[Excerpts from a figure dataset]
■ ■ ■
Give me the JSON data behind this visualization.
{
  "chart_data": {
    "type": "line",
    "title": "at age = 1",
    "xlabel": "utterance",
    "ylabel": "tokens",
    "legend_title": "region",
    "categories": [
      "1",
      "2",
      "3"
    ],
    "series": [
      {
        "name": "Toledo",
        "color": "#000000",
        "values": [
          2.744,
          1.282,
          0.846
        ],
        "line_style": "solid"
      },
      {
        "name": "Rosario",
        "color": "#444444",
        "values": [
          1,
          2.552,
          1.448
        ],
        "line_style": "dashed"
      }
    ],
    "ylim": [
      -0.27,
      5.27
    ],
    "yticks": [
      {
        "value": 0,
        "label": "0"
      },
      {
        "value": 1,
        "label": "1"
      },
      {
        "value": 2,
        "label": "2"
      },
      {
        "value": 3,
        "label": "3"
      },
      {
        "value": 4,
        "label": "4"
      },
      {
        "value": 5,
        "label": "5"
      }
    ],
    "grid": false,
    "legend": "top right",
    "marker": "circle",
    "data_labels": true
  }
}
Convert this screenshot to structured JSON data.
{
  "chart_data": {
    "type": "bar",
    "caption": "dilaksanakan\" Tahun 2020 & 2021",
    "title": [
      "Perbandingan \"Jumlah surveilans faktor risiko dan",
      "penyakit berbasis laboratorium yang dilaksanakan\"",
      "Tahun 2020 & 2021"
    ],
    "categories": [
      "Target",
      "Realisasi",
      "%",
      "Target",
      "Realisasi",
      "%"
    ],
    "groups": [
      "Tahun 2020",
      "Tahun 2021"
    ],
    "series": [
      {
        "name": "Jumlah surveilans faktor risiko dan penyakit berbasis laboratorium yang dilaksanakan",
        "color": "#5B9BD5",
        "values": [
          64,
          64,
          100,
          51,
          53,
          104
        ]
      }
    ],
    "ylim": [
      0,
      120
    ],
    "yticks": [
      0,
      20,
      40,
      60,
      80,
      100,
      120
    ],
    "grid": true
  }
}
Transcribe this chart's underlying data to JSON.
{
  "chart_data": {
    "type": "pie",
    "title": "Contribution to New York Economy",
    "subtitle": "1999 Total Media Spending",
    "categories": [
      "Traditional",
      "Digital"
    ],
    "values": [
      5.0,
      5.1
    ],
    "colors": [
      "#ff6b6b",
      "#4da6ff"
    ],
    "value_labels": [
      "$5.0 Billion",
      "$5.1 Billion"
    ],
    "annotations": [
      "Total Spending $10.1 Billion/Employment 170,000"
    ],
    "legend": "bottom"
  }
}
■ ■ ■
Aim:
Write every record out again, unaltered.

Task output:
Give me the JSON data behind this visualization.
{
  "chart_data": {
    "type": "line",
    "title": "at age = 1",
    "xlabel": "utterance",
    "ylabel": "tokens",
    "legend_title": "region",
    "categories": [
      "1",
      "2",
      "3"
    ],
    "series": [
      {
        "name": "Toledo",
        "color": "#000000",
        "values": [
          2.744,
          1.282,
          0.846
        ],
        "line_style": "solid"
      },
      {
        "name": "Rosario",
        "color": "#444444",
        "values": [
          1,
          2.552,
          1.448
        ],
        "line_style": "dashed"
      }
    ],
    "ylim": [
      -0.27,
      5.27
    ],
    "yticks": [
      {
        "value": 0,
        "label": "0"
      },
      {
        "value": 1,
        "label": "1"
      },
      {
        "value": 2,
        "label": "2"
      },
      {
        "value": 3,
        "label": "3"
      },
      {
        "value": 4,
        "label": "4"
      },
      {
        "value": 5,
        "label": "5"
      }
    ],
    "grid": false,
    "legend": "top right",
    "marker": "circle",
    "data_labels": true
  }
}
Convert this screenshot to structured JSON data.
{
  "chart_data": {
    "type": "bar",
    "caption": "dilaksanakan\" Tahun 2020 & 2021",
    "title": [
      "Perbandingan \"Jumlah surveilans faktor risiko dan",
      "penyakit berbasis laboratorium yang dilaksanakan\"",
      "Tahun 2020 & 2021"
    ],
    "categories": [
      "Target",
      "Realisasi",
      "%",
      "Target",
      "Realisasi",
      "%"
    ],
    "groups": [
      "Tahun 2020",
      "Tahun 2021"
    ],
    "series": [
      {
        "name": "Jumlah surveilans faktor risiko dan penyakit berbasis laboratorium yang dilaksanakan",
        "color": "#5B9BD5",
        "values": [
          64,
          64,
          100,
          51,
          53,
          104
        ]
      }
    ],
    "ylim": [
      0,
      120
    ],
    "yticks": [
      0,
      20,
      40,
      60,
      80,
      100,
      120
    ],
    "grid": true
  }
}
Transcribe this chart's underlying data to JSON.
{
  "chart_data": {
    "type": "pie",
    "title": "Contribution to New York Economy",
    "subtitle": "1999 Total Media Spending",
    "categories": [
      "Traditional",
      "Digital"
    ],
    "values": [
      5.0,
      5.1
    ],
    "colors": [
      "#ff6b6b",
      "#4da6ff"
    ],
    "value_labels": [
      "$5.0 Billion",
      "$5.1 Billion"
    ],
    "annotations": [
      "Total Spending $10.1 Billion/Employment 170,000"
    ],
    "legend": "bottom"
  }
}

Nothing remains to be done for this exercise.